# Brief
Reply with the count of lines holding "this", nothing more.

■ ■ ■

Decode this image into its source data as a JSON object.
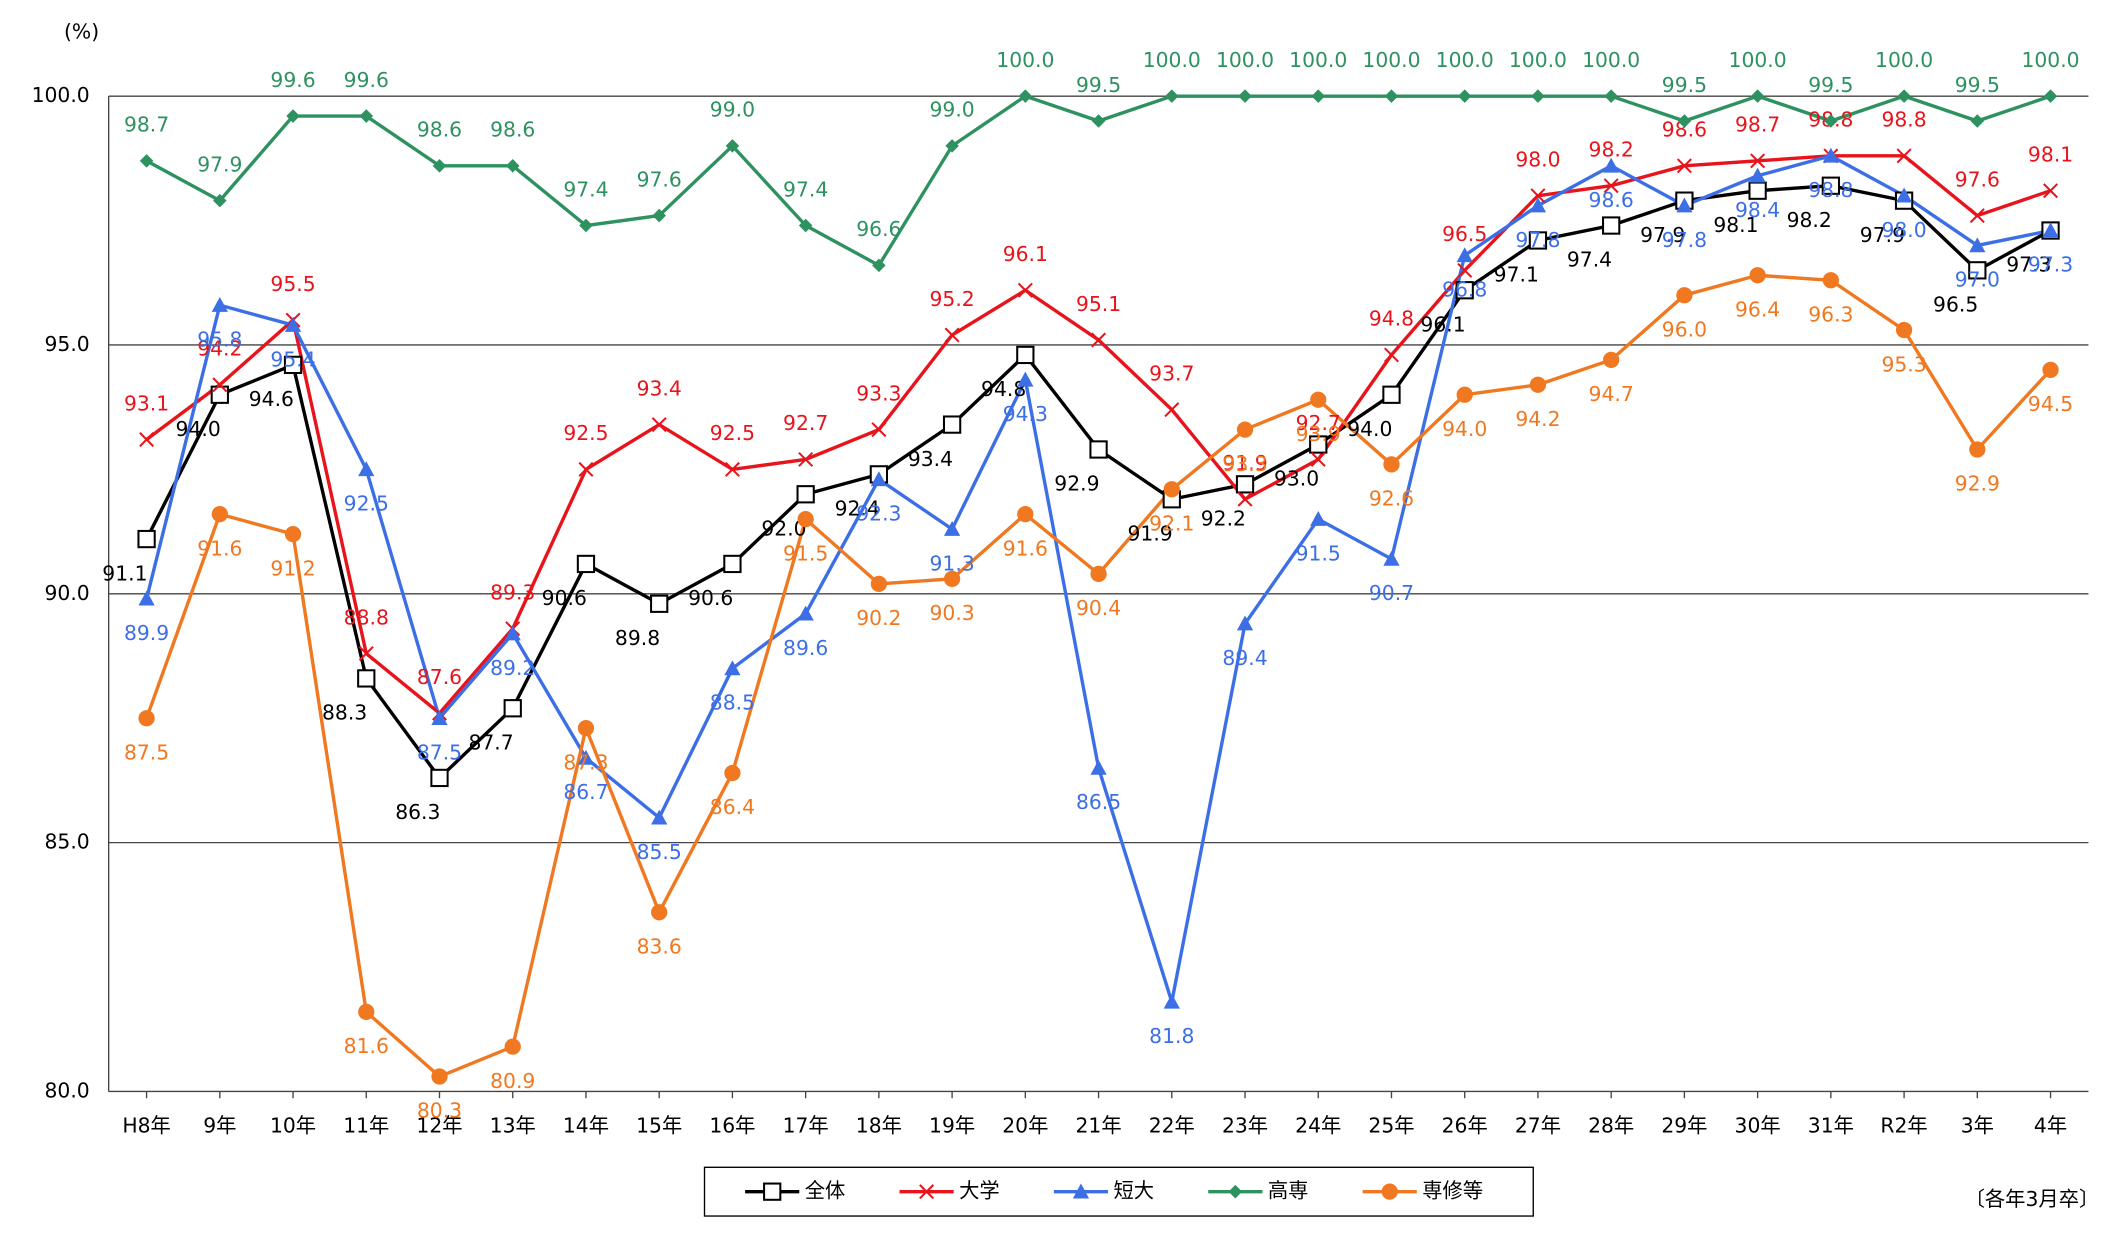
{
  "chart_data": {
    "type": "line",
    "unit_label": "(%)",
    "note": "〔各年3月卒〕",
    "categories": [
      "H8年",
      "9年",
      "10年",
      "11年",
      "12年",
      "13年",
      "14年",
      "15年",
      "16年",
      "17年",
      "18年",
      "19年",
      "20年",
      "21年",
      "22年",
      "23年",
      "24年",
      "25年",
      "26年",
      "27年",
      "28年",
      "29年",
      "30年",
      "31年",
      "R2年",
      "3年",
      "4年"
    ],
    "ylim": [
      80,
      100
    ],
    "yticks": [
      {
        "value": 80,
        "label": "80.0"
      },
      {
        "value": 85,
        "label": "85.0"
      },
      {
        "value": 90,
        "label": "90.0"
      },
      {
        "value": 95,
        "label": "95.0"
      },
      {
        "value": 100,
        "label": "100.0"
      }
    ],
    "grid": true,
    "legend": "bottom",
    "series": [
      {
        "name": "全体",
        "color": "#000000",
        "marker": "square",
        "values": [
          91.1,
          94.0,
          94.6,
          88.3,
          86.3,
          87.7,
          90.6,
          89.8,
          90.6,
          92.0,
          92.4,
          93.4,
          94.8,
          92.9,
          91.9,
          92.2,
          93.0,
          94.0,
          96.1,
          97.1,
          97.4,
          97.9,
          98.1,
          98.2,
          97.9,
          96.5,
          97.3
        ],
        "value_labels": [
          "91.1",
          "94.0",
          "94.6",
          "88.3",
          "86.3",
          "87.7",
          "90.6",
          "89.8",
          "90.6",
          "92.0",
          "92.4",
          "93.4",
          "94.8",
          "92.9",
          "91.9",
          "92.2",
          "93.0",
          "94.0",
          "96.1",
          "97.1",
          "97.4",
          "97.9",
          "98.1",
          "98.2",
          "97.9",
          "96.5",
          "97.3"
        ]
      },
      {
        "name": "大学",
        "color": "#e8141c",
        "marker": "x",
        "values": [
          93.1,
          94.2,
          95.5,
          88.8,
          87.6,
          89.3,
          92.5,
          93.4,
          92.5,
          92.7,
          93.3,
          95.2,
          96.1,
          95.1,
          93.7,
          91.9,
          92.7,
          94.8,
          96.5,
          98.0,
          98.2,
          98.6,
          98.7,
          98.8,
          98.8,
          97.6,
          98.1
        ],
        "value_labels": [
          "93.1",
          "94.2",
          "95.5",
          "88.8",
          "87.6",
          "89.3",
          "92.5",
          "93.4",
          "92.5",
          "92.7",
          "93.3",
          "95.2",
          "96.1",
          "95.1",
          "93.7",
          "91.9",
          "92.7",
          "94.8",
          "96.5",
          "98.0",
          "98.2",
          "98.6",
          "98.7",
          "98.8",
          "98.8",
          "97.6",
          "98.1"
        ]
      },
      {
        "name": "短大",
        "color": "#3c6fe6",
        "marker": "triangle",
        "values": [
          89.9,
          95.8,
          95.4,
          92.5,
          87.5,
          89.2,
          86.7,
          85.5,
          88.5,
          89.6,
          92.3,
          91.3,
          94.3,
          86.5,
          81.8,
          89.4,
          91.5,
          90.7,
          96.8,
          97.8,
          98.6,
          97.8,
          98.4,
          98.8,
          98.0,
          97.0,
          97.3
        ],
        "value_labels": [
          "89.9",
          "95.8",
          "95.4",
          "92.5",
          "87.5",
          "89.2",
          "86.7",
          "85.5",
          "88.5",
          "89.6",
          "92.3",
          "91.3",
          "94.3",
          "86.5",
          "81.8",
          "89.4",
          "91.5",
          "90.7",
          "96.8",
          "97.8",
          "98.6",
          "97.8",
          "98.4",
          "98.8",
          "98.0",
          "97.0",
          "97.3"
        ]
      },
      {
        "name": "高専",
        "color": "#2e9160",
        "marker": "diamond",
        "values": [
          98.7,
          97.9,
          99.6,
          99.6,
          98.6,
          98.6,
          97.4,
          97.6,
          99.0,
          97.4,
          96.6,
          99.0,
          100.0,
          99.5,
          100.0,
          100.0,
          100.0,
          100.0,
          100.0,
          100.0,
          100.0,
          99.5,
          100.0,
          99.5,
          100.0,
          99.5,
          100.0
        ],
        "value_labels": [
          "98.7",
          "97.9",
          "99.6",
          "99.6",
          "98.6",
          "98.6",
          "97.4",
          "97.6",
          "99.0",
          "97.4",
          "96.6",
          "99.0",
          "100.0",
          "99.5",
          "100.0",
          "100.0",
          "100.0",
          "100.0",
          "100.0",
          "100.0",
          "100.0",
          "99.5",
          "100.0",
          "99.5",
          "100.0",
          "99.5",
          "100.0"
        ]
      },
      {
        "name": "専修等",
        "color": "#f07820",
        "marker": "circle",
        "values": [
          87.5,
          91.6,
          91.2,
          81.6,
          80.3,
          80.9,
          87.3,
          83.6,
          86.4,
          91.5,
          90.2,
          90.3,
          91.6,
          90.4,
          92.1,
          93.3,
          93.9,
          92.6,
          94.0,
          94.2,
          94.7,
          96.0,
          96.4,
          96.3,
          95.3,
          92.9,
          94.5
        ],
        "value_labels": [
          "87.5",
          "91.6",
          "91.2",
          "81.6",
          "80.3",
          "80.9",
          "87.3",
          "83.6",
          "86.4",
          "91.5",
          "90.2",
          "90.3",
          "91.6",
          "90.4",
          "92.1",
          "93.3",
          "93.9",
          "92.6",
          "94.0",
          "94.2",
          "94.7",
          "96.0",
          "96.4",
          "96.3",
          "95.3",
          "92.9",
          "94.5"
        ]
      }
    ]
  }
}
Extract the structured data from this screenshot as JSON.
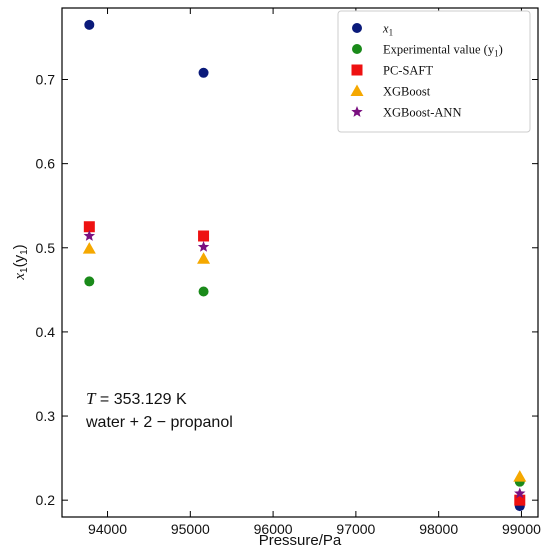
{
  "chart_data": {
    "type": "scatter",
    "xlabel": "Pressure/Pa",
    "ylabel_main": "x",
    "ylabel_sub1": "1",
    "ylabel_open": "(y",
    "ylabel_sub2": "1",
    "ylabel_close": ")",
    "xlim": [
      93450,
      99200
    ],
    "ylim": [
      0.18,
      0.785
    ],
    "xticks": [
      94000,
      95000,
      96000,
      97000,
      98000,
      99000
    ],
    "yticks": [
      0.2,
      0.3,
      0.4,
      0.5,
      0.6,
      0.7
    ],
    "ytick_labels": [
      "0.2",
      "0.3",
      "0.4",
      "0.5",
      "0.6",
      "0.7"
    ],
    "grid": false,
    "legend_position": "top-right",
    "series": [
      {
        "name": "x1",
        "label_main": "x",
        "label_sub": "1",
        "marker": "circle",
        "color": "#0a1a7a",
        "x": [
          93780,
          95160,
          98980
        ],
        "y": [
          0.765,
          0.708,
          0.193
        ]
      },
      {
        "name": "Experimental value (y1)",
        "label_main": "Experimental value (y",
        "label_sub": "1",
        "label_end": ")",
        "marker": "circle",
        "color": "#1a8a1a",
        "x": [
          93780,
          95160,
          98980
        ],
        "y": [
          0.46,
          0.448,
          0.222
        ]
      },
      {
        "name": "PC-SAFT",
        "label_main": "PC-SAFT",
        "marker": "square",
        "color": "#ee1111",
        "x": [
          93780,
          95160,
          98980
        ],
        "y": [
          0.525,
          0.514,
          0.2
        ]
      },
      {
        "name": "XGBoost",
        "label_main": "XGBoost",
        "marker": "triangle",
        "color": "#f5a800",
        "x": [
          93780,
          95160,
          98980
        ],
        "y": [
          0.499,
          0.487,
          0.228
        ]
      },
      {
        "name": "XGBoost-ANN",
        "label_main": "XGBoost-ANN",
        "marker": "star",
        "color": "#7a1080",
        "x": [
          93780,
          95160,
          98980
        ],
        "y": [
          0.514,
          0.501,
          0.208
        ]
      }
    ],
    "annotations": {
      "temp_var": "T",
      "temp_value": " = 353.129 K",
      "system": "water + 2 − propanol"
    }
  }
}
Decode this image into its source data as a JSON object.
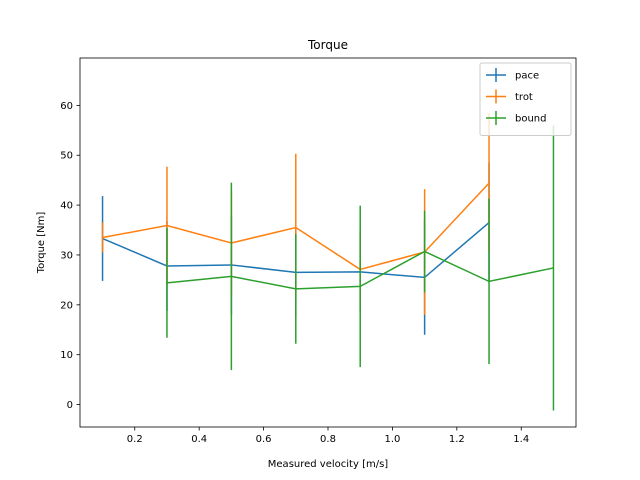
{
  "chart_data": {
    "type": "line",
    "title": "Torque",
    "xlabel": "Measured velocity [m/s]",
    "ylabel": "Torque [Nm]",
    "xlim": [
      0.03,
      1.57
    ],
    "ylim": [
      -4.5,
      69.5
    ],
    "xticks": [
      0.2,
      0.4,
      0.6,
      0.8,
      1.0,
      1.2,
      1.4
    ],
    "xtick_labels": [
      "0.2",
      "0.4",
      "0.6",
      "0.8",
      "1.0",
      "1.2",
      "1.4"
    ],
    "yticks": [
      0,
      10,
      20,
      30,
      40,
      50,
      60
    ],
    "ytick_labels": [
      "0",
      "10",
      "20",
      "30",
      "40",
      "50",
      "60"
    ],
    "grid": false,
    "legend_position": "top-right",
    "series": [
      {
        "name": "pace",
        "color": "#1f77b4",
        "x": [
          0.1,
          0.3,
          0.5,
          0.7,
          0.9,
          1.1,
          1.3
        ],
        "y": [
          33.3,
          27.8,
          28.0,
          26.5,
          26.6,
          25.5,
          36.5
        ],
        "yerr": [
          8.5,
          9.0,
          10.0,
          9.0,
          8.0,
          11.5,
          12.0
        ]
      },
      {
        "name": "trot",
        "color": "#ff7f0e",
        "x": [
          0.1,
          0.3,
          0.5,
          0.7,
          0.9,
          1.1,
          1.3
        ],
        "y": [
          33.5,
          35.9,
          32.4,
          35.5,
          27.1,
          30.6,
          44.4
        ],
        "yerr": [
          3.0,
          11.8,
          10.5,
          14.8,
          8.0,
          12.6,
          14.0
        ]
      },
      {
        "name": "bound",
        "color": "#2ca02c",
        "x": [
          0.3,
          0.5,
          0.7,
          0.9,
          1.1,
          1.3,
          1.5
        ],
        "y": [
          24.4,
          25.7,
          23.2,
          23.7,
          30.7,
          24.7,
          27.4
        ],
        "yerr": [
          11.0,
          18.8,
          11.0,
          16.2,
          8.2,
          16.6,
          28.6
        ]
      }
    ]
  }
}
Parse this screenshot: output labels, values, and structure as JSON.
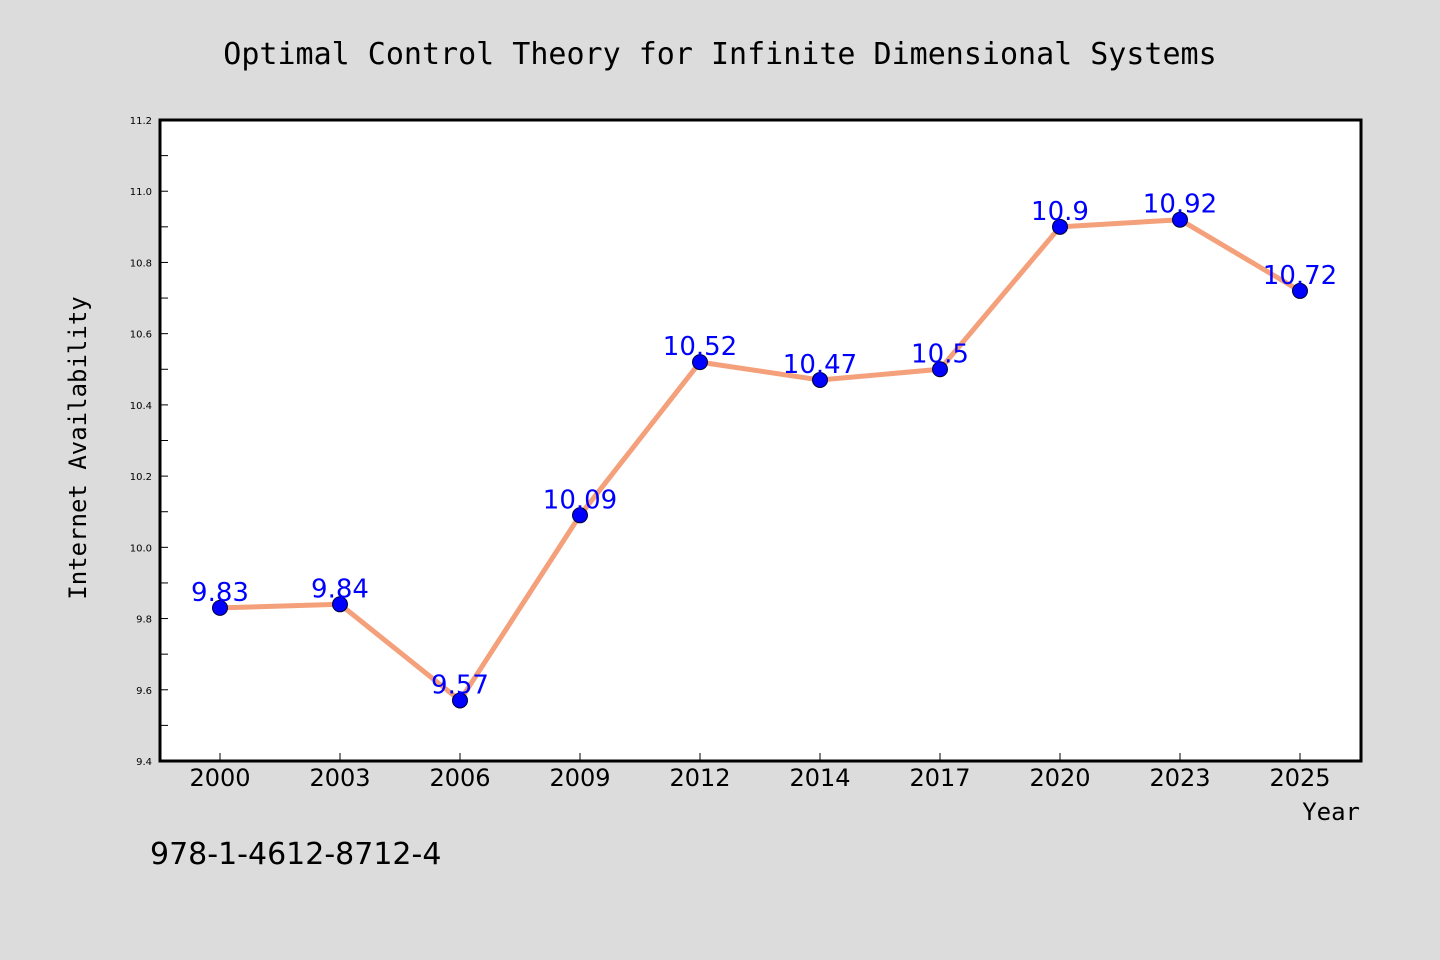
{
  "chart_data": {
    "type": "line",
    "title": "Optimal Control Theory for Infinite Dimensional Systems",
    "xlabel": "Year",
    "ylabel": "Internet Availability",
    "categories": [
      "2000",
      "2003",
      "2006",
      "2009",
      "2012",
      "2014",
      "2017",
      "2020",
      "2023",
      "2025"
    ],
    "series": [
      {
        "values": [
          9.83,
          9.84,
          9.57,
          10.09,
          10.52,
          10.47,
          10.5,
          10.9,
          10.92,
          10.72
        ]
      }
    ],
    "data_labels": [
      "9.83",
      "9.84",
      "9.57",
      "10.09",
      "10.52",
      "10.47",
      "10.5",
      "10.9",
      "10.92",
      "10.72"
    ],
    "ylim": [
      9.4,
      11.2
    ],
    "yticks": [
      "9.4",
      "9.6",
      "9.8",
      "10.0",
      "10.2",
      "10.4",
      "10.6",
      "10.8",
      "11.0",
      "11.2"
    ],
    "grid": false,
    "legend": "none",
    "colors": {
      "line": "#f4a07a",
      "marker": "#0000ff",
      "data_label": "#0000ff",
      "figure_background": "#dcdcdc",
      "plot_background": "#ffffff"
    }
  },
  "footer": {
    "isbn": "978-1-4612-8712-4"
  }
}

■ ■ ■

# Finished task
4